▶ _Supplied data_:
-------
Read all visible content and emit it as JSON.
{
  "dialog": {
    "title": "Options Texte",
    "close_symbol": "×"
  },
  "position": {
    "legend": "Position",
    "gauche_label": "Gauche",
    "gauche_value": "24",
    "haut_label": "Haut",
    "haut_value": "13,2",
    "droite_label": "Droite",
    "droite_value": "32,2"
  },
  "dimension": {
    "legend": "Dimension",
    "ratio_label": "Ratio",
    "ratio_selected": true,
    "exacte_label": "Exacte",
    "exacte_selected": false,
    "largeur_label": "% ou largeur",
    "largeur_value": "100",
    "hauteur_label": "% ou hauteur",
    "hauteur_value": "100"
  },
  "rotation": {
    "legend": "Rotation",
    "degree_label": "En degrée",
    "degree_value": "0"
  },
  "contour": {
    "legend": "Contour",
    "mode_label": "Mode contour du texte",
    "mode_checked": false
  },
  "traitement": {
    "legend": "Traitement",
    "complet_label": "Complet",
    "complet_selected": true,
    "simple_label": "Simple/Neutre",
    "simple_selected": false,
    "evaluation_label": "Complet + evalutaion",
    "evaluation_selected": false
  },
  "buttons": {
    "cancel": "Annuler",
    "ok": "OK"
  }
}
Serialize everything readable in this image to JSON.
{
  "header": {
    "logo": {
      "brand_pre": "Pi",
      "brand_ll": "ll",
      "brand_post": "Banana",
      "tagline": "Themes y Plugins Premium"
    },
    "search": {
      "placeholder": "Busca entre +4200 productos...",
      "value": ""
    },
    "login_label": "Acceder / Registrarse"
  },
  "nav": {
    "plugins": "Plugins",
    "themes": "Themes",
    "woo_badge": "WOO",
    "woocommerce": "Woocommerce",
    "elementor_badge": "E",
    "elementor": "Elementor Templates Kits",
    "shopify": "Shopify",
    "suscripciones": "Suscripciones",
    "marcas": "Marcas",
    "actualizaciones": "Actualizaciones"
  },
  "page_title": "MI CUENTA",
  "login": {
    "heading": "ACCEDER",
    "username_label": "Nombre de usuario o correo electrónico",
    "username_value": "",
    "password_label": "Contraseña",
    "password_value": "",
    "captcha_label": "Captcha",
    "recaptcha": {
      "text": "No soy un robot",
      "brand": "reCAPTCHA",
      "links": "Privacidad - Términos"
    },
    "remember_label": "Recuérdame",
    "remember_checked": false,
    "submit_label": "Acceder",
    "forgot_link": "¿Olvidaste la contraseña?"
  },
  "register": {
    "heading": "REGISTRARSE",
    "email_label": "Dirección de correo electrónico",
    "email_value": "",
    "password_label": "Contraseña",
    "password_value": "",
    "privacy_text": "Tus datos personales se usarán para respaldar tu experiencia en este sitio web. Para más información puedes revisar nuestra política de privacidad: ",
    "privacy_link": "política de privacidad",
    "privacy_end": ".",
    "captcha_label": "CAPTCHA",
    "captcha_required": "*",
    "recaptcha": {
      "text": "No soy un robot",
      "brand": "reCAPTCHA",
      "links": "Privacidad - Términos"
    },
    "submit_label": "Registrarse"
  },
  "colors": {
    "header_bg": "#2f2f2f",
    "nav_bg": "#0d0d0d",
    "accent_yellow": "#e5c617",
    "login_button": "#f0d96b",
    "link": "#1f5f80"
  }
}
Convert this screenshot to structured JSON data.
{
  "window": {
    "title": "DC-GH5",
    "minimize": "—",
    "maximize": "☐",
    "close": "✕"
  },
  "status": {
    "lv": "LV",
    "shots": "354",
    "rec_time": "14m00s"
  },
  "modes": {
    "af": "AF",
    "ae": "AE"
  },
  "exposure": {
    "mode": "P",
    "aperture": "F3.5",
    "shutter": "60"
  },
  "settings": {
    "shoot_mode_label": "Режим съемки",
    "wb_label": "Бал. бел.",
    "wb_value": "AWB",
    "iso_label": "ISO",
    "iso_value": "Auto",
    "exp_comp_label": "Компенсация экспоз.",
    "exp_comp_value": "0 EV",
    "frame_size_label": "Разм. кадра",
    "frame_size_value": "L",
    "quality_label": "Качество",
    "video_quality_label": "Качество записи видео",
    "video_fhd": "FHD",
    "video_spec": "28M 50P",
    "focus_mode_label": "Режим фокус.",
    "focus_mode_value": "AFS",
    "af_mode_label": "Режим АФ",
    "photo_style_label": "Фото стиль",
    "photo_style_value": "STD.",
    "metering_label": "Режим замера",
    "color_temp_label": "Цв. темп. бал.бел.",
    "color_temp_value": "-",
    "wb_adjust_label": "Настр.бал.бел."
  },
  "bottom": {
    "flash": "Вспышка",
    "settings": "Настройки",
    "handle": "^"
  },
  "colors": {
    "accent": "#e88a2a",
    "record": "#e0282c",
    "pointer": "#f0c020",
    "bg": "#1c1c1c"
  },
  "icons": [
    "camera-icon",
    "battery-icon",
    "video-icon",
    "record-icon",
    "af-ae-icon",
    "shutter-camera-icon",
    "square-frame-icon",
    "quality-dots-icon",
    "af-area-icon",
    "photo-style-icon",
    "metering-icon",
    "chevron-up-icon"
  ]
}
-------
▶ _Task description_:
Search the lines for "JSON". Copy each line that has it.

▶ _Output of the exercise_:
Read all visible content and emit it as JSON.
Serialize everything readable in this image to JSON.
Convert this screenshot to structured JSON data.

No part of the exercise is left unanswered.